STUDY QUESTIONS:
1. In the abstract on 5alpha-steroid reductase type 2 deficiency, how many of the 85 further family members analyzed had the exon 1 Leu55Gln mutation?
2. Summarize the abstract on 5alpha-steroid reductase type 2 deficiency in two sentences.

Akademik Veri Yönetim Sistemi
JOURNAL OF PEDIATRIC ENDOCRINOLOGY & METABOLISM, cilt.15, sa.4, ss.411-421, 2002 (SCI-Expanded)
We describe six Turkish patients with 5alpha-steroid reductase type 2 deficiency from unrelated Turkish families and a large pedigree of one of these patients who reside north-west of Anatolia. Patients NA, KS, BD and SY presented for evaluation of bilateral inguinal masses with female phenotypes. Patient ABE had penoscrotal hypospadias with male phenotype. Homozygous mutation of the 5alphaSR(2) gene was identified in five of these patients by genomic DNA analysis. These mutations were Leu55Gln in exon 1 (in patients FG, BD and ABE), DeltaMet157 in exon 3 (in patient NA), and splice junction abnormality in intron 1 (in patient SY). One individual (patient KS) was found to be a compound heterozygous carrier of two different mutations, Leu55Gln in exon 1 and Arg171Ser in exon 3. Patient FG had a large pedigree with the Leu55Gln mutation in exon 1. The pedigree of this family with marital consanguinity is remarkable, and possibly due to the isolation of this family because of economic and social problems. A further 85 individuals belonging to this family were analyzed for exon 1 Leu55Gln mutations in the 5alphaSR(2) gene. Forty-two of these 85 individuals (49.41%) had this alteration; 11 were homozygous (8 genetic male, 3 genetic female) and 31 heterozygous (18 genetic male, 13 genetic female) for this mutation. It was interesting to see asymptomatic homozygous female carriers. In conclusion, according to our results and those of other Turkish patients reported by different investigators, 5alphaSR(2) gene mutation analysis, especially for Leu55Gln in exon 1 and DeltaMet157 in exon 3, must be carried out in Turkish patients with male pseudohermaphroditism. Homozygous asymptomatic female carriers must be taken into consideration in this clinical entity, especially in a closed population, because of the risk of transmitting the disease to their offspring.

SUPPLIED RECORDS:
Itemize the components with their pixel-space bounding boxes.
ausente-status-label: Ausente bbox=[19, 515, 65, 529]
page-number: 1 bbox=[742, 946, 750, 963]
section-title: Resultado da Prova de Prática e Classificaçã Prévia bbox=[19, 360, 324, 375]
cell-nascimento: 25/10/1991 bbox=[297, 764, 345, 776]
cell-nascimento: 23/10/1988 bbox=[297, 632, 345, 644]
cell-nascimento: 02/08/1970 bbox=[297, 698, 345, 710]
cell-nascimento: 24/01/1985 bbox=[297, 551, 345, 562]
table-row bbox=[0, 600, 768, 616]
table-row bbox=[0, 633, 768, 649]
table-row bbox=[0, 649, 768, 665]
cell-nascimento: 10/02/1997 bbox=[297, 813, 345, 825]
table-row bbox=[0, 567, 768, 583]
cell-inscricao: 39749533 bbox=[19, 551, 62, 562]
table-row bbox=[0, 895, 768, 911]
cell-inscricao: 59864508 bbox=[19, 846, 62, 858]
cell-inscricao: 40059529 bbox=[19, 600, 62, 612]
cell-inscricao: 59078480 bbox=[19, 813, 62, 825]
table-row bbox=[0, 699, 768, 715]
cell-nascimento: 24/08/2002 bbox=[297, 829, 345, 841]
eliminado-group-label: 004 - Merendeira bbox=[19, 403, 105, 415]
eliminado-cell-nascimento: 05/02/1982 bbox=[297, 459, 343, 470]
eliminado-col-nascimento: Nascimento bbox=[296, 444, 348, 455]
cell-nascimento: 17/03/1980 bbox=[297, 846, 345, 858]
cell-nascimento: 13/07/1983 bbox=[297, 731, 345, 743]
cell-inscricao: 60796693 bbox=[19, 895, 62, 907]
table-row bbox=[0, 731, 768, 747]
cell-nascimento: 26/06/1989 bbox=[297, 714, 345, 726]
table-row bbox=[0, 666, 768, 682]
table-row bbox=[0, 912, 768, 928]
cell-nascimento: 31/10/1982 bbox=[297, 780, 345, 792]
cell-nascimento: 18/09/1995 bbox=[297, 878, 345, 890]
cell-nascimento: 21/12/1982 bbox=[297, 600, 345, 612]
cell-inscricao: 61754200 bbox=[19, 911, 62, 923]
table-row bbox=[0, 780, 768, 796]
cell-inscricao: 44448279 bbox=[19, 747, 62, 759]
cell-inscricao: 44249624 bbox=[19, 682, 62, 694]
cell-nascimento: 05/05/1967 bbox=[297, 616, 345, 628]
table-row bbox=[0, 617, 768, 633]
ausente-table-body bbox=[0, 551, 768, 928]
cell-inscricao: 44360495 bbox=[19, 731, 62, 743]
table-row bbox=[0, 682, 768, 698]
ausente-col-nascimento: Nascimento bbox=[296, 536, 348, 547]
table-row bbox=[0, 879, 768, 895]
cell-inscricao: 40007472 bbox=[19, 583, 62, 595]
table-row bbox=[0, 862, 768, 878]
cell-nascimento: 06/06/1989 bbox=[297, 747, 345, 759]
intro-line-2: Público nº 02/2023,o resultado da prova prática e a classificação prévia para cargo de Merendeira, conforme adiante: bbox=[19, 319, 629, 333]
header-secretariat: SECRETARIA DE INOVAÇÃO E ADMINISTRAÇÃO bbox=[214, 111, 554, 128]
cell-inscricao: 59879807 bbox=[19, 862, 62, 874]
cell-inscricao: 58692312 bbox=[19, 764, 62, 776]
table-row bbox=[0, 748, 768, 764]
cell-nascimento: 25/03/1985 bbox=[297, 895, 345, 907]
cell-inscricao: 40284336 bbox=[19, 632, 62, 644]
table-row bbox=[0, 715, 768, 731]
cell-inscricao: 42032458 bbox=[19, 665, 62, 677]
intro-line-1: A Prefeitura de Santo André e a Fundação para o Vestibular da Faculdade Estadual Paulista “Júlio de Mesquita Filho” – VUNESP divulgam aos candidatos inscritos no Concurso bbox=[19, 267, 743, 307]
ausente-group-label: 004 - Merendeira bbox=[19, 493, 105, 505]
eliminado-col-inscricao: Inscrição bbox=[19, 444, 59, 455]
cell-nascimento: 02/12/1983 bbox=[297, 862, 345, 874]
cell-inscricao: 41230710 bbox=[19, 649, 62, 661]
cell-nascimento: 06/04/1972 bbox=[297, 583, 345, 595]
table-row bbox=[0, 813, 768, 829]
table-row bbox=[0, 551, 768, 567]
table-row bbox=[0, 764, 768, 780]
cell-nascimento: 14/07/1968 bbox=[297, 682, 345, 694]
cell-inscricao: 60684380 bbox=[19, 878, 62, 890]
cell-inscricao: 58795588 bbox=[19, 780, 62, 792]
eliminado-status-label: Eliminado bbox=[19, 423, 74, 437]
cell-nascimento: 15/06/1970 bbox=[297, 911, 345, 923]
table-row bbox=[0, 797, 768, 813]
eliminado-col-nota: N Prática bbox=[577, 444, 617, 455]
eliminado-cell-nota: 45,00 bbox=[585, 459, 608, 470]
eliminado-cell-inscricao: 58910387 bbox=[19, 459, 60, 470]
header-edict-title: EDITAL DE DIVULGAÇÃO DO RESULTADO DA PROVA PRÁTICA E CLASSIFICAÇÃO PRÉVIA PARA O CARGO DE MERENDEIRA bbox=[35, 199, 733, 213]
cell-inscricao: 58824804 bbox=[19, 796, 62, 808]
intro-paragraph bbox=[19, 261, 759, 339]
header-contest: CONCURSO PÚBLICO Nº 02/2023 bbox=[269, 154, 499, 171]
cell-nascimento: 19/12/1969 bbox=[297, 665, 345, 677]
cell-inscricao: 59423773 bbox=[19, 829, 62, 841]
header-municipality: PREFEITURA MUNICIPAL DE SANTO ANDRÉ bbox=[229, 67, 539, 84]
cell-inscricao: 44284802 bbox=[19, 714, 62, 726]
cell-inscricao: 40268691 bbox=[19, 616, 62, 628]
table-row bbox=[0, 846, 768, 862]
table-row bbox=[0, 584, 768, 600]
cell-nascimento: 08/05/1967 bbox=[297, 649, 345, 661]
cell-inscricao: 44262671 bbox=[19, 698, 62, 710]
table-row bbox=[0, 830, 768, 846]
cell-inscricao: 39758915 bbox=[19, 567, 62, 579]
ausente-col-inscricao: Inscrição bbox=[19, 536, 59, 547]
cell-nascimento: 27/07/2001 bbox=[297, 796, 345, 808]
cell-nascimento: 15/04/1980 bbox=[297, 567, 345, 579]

OUTPUTS FOR THE TASKS:
1. Forty-two of the 85 (49.41%)

2. The study describes six Turkish patients with 5alpha-steroid reductase type 2 deficiency, identifies their 5alphaSR(2) gene mutations, and reports that 42 of 85 further members of one patient's consanguineous family carried the Leu55Gln mutation, including asymptomatic homozygous females. It concludes that Turkish patients with male pseudohermaphroditism must be tested for 5alphaSR(2) gene mutations, especially Leu55Gln and DeltaMet157, and that asymptomatic homozygous female carriers must be taken into account because of the risk of transmitting the disease to their offspring.